-------- Supplied information
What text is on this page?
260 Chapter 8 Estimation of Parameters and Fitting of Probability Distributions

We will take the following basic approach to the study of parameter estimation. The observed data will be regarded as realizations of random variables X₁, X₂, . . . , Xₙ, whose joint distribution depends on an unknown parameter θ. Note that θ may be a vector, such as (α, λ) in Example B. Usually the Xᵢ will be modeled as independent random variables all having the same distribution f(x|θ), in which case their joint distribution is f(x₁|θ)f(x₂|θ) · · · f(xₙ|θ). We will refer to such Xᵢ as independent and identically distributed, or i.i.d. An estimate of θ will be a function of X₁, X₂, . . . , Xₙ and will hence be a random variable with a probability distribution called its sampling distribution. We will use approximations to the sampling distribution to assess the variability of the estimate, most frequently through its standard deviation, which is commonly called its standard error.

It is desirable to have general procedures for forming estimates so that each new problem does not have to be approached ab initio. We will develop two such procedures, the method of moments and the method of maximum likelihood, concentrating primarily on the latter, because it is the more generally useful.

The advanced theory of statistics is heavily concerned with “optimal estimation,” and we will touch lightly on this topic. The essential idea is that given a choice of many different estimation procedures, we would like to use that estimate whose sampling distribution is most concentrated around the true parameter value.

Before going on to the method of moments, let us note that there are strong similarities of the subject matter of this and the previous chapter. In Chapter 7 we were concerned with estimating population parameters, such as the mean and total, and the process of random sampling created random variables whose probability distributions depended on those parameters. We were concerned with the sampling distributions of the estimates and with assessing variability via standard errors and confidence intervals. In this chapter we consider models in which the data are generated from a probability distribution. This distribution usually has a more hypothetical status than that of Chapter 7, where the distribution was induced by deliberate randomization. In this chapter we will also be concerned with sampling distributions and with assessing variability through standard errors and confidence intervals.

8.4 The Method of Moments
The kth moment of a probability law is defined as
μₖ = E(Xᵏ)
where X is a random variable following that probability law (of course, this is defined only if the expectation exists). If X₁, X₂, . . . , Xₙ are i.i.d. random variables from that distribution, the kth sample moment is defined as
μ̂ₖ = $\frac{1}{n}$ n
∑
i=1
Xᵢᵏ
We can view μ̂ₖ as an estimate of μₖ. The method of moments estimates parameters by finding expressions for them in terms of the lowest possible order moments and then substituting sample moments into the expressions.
----------------
All the data must be duplicated exactly, with nothing added or removed.

What text is on this page?
260 Chapter 8 Estimation of Parameters and Fitting of Probability Distributions

We will take the following basic approach to the study of parameter estimation. The observed data will be regarded as realizations of random variables X₁, X₂, . . . , Xₙ, whose joint distribution depends on an unknown parameter θ. Note that θ may be a vector, such as (α, λ) in Example B. Usually the Xᵢ will be modeled as independent random variables all having the same distribution f(x|θ), in which case their joint distribution is f(x₁|θ)f(x₂|θ) · · · f(xₙ|θ). We will refer to such Xᵢ as independent and identically distributed, or i.i.d. An estimate of θ will be a function of X₁, X₂, . . . , Xₙ and will hence be a random variable with a probability distribution called its sampling distribution. We will use approximations to the sampling distribution to assess the variability of the estimate, most frequently through its standard deviation, which is commonly called its standard error.

It is desirable to have general procedures for forming estimates so that each new problem does not have to be approached ab initio. We will develop two such procedures, the method of moments and the method of maximum likelihood, concentrating primarily on the latter, because it is the more generally useful.

The advanced theory of statistics is heavily concerned with “optimal estimation,” and we will touch lightly on this topic. The essential idea is that given a choice of many different estimation procedures, we would like to use that estimate whose sampling distribution is most concentrated around the true parameter value.

Before going on to the method of moments, let us note that there are strong similarities of the subject matter of this and the previous chapter. In Chapter 7 we were concerned with estimating population parameters, such as the mean and total, and the process of random sampling created random variables whose probability distributions depended on those parameters. We were concerned with the sampling distributions of the estimates and with assessing variability via standard errors and confidence intervals. In this chapter we consider models in which the data are generated from a probability distribution. This distribution usually has a more hypothetical status than that of Chapter 7, where the distribution was induced by deliberate randomization. In this chapter we will also be concerned with sampling distributions and with assessing variability through standard errors and confidence intervals.

8.4 The Method of Moments
The kth moment of a probability law is defined as
μₖ = E(Xᵏ)
where X is a random variable following that probability law (of course, this is defined only if the expectation exists). If X₁, X₂, . . . , Xₙ are i.i.d. random variables from that distribution, the kth sample moment is defined as
μ̂ₖ = $\frac{1}{n}$ n
∑
i=1
Xᵢᵏ
We can view μ̂ₖ as an estimate of μₖ. The method of moments estimates parameters by finding expressions for them in terms of the lowest possible order moments and then substituting sample moments into the expressions.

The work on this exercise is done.